§ **Instructions to follow**: Could you copy, word for word, only the lines from the one containing "Give me a plain-text" through the last line of the records below, both included?

(Source records)
::::::::

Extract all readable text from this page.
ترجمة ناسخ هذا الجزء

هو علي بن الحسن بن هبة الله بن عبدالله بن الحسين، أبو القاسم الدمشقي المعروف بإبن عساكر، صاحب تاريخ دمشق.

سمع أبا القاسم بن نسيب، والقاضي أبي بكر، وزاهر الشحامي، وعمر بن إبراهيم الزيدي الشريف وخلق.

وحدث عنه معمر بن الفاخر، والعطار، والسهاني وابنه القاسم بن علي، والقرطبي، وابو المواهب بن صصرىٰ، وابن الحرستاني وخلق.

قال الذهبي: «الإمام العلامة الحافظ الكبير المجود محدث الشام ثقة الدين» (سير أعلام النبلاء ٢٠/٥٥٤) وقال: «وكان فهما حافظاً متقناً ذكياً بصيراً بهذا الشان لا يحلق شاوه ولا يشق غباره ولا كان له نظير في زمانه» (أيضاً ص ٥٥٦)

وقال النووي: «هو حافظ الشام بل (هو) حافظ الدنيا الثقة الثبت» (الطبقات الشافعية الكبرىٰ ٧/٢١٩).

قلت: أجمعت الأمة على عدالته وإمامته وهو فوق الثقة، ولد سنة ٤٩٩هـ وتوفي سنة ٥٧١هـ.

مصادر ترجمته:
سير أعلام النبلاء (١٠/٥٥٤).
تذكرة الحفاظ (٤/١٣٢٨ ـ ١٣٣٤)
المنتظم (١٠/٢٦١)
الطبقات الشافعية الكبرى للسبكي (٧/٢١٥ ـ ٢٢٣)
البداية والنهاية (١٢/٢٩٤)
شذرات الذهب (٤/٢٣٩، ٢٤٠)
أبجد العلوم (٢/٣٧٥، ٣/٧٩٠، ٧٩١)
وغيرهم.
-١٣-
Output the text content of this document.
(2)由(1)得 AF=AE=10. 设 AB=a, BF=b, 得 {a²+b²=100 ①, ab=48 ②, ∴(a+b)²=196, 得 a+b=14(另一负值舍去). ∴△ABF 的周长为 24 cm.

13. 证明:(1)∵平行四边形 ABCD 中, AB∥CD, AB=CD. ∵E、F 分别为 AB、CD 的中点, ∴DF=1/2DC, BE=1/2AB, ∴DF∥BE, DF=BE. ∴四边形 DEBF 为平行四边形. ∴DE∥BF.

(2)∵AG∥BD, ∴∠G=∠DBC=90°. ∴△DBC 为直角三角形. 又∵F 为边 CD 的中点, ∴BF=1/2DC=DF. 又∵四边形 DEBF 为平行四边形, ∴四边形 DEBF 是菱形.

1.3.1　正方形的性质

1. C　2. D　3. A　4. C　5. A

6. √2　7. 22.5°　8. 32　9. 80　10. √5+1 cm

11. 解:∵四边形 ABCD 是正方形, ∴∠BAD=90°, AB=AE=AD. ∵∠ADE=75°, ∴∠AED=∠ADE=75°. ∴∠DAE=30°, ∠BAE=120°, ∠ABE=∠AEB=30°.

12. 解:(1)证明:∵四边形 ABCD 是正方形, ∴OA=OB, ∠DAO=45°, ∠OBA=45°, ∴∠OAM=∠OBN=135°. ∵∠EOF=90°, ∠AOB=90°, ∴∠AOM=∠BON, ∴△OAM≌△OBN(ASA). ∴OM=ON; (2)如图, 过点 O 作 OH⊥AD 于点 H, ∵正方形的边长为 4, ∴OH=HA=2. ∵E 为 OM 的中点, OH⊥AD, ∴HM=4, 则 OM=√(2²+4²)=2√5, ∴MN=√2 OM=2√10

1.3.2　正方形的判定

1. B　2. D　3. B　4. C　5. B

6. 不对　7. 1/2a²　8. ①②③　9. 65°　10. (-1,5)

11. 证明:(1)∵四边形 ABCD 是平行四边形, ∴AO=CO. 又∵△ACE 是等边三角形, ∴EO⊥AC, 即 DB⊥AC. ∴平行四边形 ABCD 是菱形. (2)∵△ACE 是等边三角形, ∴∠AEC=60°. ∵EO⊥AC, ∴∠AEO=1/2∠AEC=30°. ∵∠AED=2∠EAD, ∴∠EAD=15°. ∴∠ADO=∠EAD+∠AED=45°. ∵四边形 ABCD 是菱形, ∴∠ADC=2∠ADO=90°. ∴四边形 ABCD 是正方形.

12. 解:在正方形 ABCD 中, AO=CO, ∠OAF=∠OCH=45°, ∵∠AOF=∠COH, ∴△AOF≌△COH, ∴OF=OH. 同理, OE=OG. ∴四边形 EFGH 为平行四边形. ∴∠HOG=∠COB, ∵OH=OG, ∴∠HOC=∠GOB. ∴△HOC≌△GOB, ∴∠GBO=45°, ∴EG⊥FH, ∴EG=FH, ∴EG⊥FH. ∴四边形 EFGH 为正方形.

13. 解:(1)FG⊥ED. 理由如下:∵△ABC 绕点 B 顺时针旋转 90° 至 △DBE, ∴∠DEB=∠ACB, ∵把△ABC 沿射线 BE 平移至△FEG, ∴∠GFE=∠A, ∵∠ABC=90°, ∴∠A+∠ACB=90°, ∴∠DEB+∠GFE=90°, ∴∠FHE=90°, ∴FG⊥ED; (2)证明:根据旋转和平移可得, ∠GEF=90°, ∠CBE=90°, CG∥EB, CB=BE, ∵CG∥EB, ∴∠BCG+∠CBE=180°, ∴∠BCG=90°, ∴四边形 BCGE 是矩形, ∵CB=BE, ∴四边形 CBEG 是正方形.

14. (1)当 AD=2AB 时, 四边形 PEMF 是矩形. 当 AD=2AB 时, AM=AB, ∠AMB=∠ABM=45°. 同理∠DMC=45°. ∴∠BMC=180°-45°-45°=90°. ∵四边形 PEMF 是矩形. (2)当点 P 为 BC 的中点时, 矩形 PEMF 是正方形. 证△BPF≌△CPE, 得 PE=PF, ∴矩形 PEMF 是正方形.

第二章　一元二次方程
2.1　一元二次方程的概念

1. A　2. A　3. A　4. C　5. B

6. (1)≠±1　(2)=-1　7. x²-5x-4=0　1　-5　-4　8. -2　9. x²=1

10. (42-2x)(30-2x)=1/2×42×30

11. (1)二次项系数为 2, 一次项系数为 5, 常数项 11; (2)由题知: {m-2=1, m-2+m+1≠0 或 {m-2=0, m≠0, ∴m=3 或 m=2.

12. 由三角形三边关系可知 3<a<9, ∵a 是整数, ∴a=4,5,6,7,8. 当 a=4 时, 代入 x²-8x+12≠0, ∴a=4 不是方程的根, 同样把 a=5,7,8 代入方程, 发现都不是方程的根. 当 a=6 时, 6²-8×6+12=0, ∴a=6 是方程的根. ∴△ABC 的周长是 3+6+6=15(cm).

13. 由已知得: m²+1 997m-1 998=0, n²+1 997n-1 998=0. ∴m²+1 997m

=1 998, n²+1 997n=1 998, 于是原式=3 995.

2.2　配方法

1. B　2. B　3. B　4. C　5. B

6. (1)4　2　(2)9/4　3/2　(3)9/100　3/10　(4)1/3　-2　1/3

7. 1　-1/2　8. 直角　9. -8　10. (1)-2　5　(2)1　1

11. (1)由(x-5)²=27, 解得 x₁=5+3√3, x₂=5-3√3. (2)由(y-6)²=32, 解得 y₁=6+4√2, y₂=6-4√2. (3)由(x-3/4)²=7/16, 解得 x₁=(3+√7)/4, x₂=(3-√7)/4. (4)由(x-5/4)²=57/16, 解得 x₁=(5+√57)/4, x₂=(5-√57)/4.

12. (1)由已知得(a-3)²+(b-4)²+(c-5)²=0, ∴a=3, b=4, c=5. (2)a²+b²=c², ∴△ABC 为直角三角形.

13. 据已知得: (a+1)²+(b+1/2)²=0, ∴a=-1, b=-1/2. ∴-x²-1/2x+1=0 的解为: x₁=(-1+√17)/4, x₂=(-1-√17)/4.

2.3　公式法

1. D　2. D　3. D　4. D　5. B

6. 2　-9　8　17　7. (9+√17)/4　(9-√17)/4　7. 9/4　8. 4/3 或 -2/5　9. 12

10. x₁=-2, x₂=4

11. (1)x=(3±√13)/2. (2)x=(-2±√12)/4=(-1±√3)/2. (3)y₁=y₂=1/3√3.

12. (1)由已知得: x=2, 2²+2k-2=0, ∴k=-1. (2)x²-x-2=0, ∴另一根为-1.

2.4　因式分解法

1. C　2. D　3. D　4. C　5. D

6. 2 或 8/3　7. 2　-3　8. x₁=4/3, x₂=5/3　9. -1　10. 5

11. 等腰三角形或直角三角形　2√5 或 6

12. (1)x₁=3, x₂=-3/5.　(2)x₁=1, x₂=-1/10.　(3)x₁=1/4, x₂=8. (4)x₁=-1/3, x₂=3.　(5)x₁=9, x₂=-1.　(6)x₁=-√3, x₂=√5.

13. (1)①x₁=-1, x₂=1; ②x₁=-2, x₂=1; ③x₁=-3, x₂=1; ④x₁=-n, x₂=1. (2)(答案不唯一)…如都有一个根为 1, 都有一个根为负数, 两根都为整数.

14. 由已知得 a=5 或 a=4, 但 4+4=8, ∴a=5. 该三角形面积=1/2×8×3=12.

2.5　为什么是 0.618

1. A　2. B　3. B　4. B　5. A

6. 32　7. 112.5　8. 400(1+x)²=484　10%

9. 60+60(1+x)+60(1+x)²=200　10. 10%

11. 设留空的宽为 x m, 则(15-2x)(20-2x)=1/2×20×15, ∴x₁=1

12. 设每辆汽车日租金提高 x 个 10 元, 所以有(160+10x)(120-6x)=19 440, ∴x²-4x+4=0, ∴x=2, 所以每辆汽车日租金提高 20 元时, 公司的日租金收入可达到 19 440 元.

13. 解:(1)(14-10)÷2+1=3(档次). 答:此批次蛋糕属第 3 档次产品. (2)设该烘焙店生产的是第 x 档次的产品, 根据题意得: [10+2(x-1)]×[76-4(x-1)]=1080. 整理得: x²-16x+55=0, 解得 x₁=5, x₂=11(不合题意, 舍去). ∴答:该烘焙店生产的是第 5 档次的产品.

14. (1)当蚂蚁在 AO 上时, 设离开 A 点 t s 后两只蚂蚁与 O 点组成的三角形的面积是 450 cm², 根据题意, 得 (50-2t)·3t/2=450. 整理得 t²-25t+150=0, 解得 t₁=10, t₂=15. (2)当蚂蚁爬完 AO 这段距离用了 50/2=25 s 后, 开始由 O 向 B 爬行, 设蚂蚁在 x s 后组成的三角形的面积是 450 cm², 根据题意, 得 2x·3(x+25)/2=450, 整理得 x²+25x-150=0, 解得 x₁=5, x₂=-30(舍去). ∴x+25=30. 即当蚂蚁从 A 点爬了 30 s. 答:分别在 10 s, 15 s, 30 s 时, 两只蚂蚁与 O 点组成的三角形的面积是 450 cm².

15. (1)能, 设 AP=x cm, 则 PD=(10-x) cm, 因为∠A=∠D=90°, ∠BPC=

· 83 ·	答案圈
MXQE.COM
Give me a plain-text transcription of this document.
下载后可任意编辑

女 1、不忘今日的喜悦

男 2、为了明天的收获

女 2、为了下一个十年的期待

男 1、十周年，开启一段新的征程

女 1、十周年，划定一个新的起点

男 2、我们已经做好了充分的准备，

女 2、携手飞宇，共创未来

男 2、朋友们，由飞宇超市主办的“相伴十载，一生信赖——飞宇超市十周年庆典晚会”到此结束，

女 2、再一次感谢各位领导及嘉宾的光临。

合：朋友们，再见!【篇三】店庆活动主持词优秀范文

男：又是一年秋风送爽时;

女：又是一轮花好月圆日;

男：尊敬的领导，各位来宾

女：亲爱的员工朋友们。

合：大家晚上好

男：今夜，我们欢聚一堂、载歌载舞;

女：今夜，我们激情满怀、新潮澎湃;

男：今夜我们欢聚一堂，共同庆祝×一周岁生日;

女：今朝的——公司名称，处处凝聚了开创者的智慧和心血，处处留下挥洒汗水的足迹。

::::::::

§ **Result below**:
Give me a plain-text transcription of this document.
下载后可任意编辑

女 1、不忘今日的喜悦

男 2、为了明天的收获

女 2、为了下一个十年的期待

男 1、十周年，开启一段新的征程

女 1、十周年，划定一个新的起点

男 2、我们已经做好了充分的准备，

女 2、携手飞宇，共创未来

男 2、朋友们，由飞宇超市主办的“相伴十载，一生信赖——飞宇超市十周年庆典晚会”到此结束，

女 2、再一次感谢各位领导及嘉宾的光临。

合：朋友们，再见!【篇三】店庆活动主持词优秀范文

男：又是一年秋风送爽时;

女：又是一轮花好月圆日;

男：尊敬的领导，各位来宾

女：亲爱的员工朋友们。

合：大家晚上好

男：今夜，我们欢聚一堂、载歌载舞;

女：今夜，我们激情满怀、新潮澎湃;

男：今夜我们欢聚一堂，共同庆祝×一周岁生日;

女：今朝的——公司名称，处处凝聚了开创者的智慧和心血，处处留下挥洒汗水的足迹。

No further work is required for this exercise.